* _What the exercise asks_
Write out every entry exactly as it stands.

* _Entries_
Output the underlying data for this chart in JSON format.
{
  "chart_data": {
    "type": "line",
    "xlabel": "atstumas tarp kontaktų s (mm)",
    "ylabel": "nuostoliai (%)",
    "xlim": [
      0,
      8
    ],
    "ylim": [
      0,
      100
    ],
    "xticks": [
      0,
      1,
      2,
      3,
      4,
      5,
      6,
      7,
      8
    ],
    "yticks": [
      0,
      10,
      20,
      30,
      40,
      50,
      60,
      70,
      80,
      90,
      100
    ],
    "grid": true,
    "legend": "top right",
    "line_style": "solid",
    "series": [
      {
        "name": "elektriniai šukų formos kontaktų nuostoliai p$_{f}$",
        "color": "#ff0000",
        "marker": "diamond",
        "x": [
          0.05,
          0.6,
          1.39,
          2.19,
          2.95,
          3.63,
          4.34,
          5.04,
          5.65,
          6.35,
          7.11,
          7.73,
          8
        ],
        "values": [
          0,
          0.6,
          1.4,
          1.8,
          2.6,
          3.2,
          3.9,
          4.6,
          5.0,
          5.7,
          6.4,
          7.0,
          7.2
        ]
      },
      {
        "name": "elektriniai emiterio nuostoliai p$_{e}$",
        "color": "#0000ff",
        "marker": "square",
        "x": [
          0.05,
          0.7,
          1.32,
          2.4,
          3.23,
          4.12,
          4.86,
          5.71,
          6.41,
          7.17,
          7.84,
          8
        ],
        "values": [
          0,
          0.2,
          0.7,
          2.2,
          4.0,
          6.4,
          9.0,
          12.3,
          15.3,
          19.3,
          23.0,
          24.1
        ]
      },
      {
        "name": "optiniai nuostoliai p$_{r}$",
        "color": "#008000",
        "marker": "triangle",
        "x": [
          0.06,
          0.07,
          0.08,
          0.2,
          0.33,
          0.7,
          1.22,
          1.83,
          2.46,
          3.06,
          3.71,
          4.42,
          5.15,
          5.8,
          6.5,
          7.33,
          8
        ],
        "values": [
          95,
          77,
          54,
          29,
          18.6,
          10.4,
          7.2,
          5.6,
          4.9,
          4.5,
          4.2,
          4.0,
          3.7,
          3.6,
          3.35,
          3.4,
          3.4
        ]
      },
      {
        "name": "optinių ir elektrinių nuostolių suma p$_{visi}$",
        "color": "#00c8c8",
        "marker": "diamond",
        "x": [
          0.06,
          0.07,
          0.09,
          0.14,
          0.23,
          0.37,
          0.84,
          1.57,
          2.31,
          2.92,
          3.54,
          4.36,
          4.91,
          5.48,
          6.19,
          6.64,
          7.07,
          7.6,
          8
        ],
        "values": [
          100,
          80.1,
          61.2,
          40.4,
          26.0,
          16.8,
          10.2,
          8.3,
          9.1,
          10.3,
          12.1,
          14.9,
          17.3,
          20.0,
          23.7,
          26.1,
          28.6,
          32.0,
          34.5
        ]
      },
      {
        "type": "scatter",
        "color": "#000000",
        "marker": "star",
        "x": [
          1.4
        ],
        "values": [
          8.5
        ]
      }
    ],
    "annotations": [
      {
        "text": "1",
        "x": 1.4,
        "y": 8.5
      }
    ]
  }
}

* _Written answer_
Output the underlying data for this chart in JSON format.
{
  "chart_data": {
    "type": "line",
    "xlabel": "atstumas tarp kontaktų s (mm)",
    "ylabel": "nuostoliai (%)",
    "xlim": [
      0,
      8
    ],
    "ylim": [
      0,
      100
    ],
    "xticks": [
      0,
      1,
      2,
      3,
      4,
      5,
      6,
      7,
      8
    ],
    "yticks": [
      0,
      10,
      20,
      30,
      40,
      50,
      60,
      70,
      80,
      90,
      100
    ],
    "grid": true,
    "legend": "top right",
    "line_style": "solid",
    "series": [
      {
        "name": "elektriniai šukų formos kontaktų nuostoliai p$_{f}$",
        "color": "#ff0000",
        "marker": "diamond",
        "x": [
          0.05,
          0.6,
          1.39,
          2.19,
          2.95,
          3.63,
          4.34,
          5.04,
          5.65,
          6.35,
          7.11,
          7.73,
          8
        ],
        "values": [
          0,
          0.6,
          1.4,
          1.8,
          2.6,
          3.2,
          3.9,
          4.6,
          5.0,
          5.7,
          6.4,
          7.0,
          7.2
        ]
      },
      {
        "name": "elektriniai emiterio nuostoliai p$_{e}$",
        "color": "#0000ff",
        "marker": "square",
        "x": [
          0.05,
          0.7,
          1.32,
          2.4,
          3.23,
          4.12,
          4.86,
          5.71,
          6.41,
          7.17,
          7.84,
          8
        ],
        "values": [
          0,
          0.2,
          0.7,
          2.2,
          4.0,
          6.4,
          9.0,
          12.3,
          15.3,
          19.3,
          23.0,
          24.1
        ]
      },
      {
        "name": "optiniai nuostoliai p$_{r}$",
        "color": "#008000",
        "marker": "triangle",
        "x": [
          0.06,
          0.07,
          0.08,
          0.2,
          0.33,
          0.7,
          1.22,
          1.83,
          2.46,
          3.06,
          3.71,
          4.42,
          5.15,
          5.8,
          6.5,
          7.33,
          8
        ],
        "values": [
          95,
          77,
          54,
          29,
          18.6,
          10.4,
          7.2,
          5.6,
          4.9,
          4.5,
          4.2,
          4.0,
          3.7,
          3.6,
          3.35,
          3.4,
          3.4
        ]
      },
      {
        "name": "optinių ir elektrinių nuostolių suma p$_{visi}$",
        "color": "#00c8c8",
        "marker": "diamond",
        "x": [
          0.06,
          0.07,
          0.09,
          0.14,
          0.23,
          0.37,
          0.84,
          1.57,
          2.31,
          2.92,
          3.54,
          4.36,
          4.91,
          5.48,
          6.19,
          6.64,
          7.07,
          7.6,
          8
        ],
        "values": [
          100,
          80.1,
          61.2,
          40.4,
          26.0,
          16.8,
          10.2,
          8.3,
          9.1,
          10.3,
          12.1,
          14.9,
          17.3,
          20.0,
          23.7,
          26.1,
          28.6,
          32.0,
          34.5
        ]
      },
      {
        "type": "scatter",
        "color": "#000000",
        "marker": "star",
        "x": [
          1.4
        ],
        "values": [
          8.5
        ]
      }
    ],
    "annotations": [
      {
        "text": "1",
        "x": 1.4,
        "y": 8.5
      }
    ]
  }
}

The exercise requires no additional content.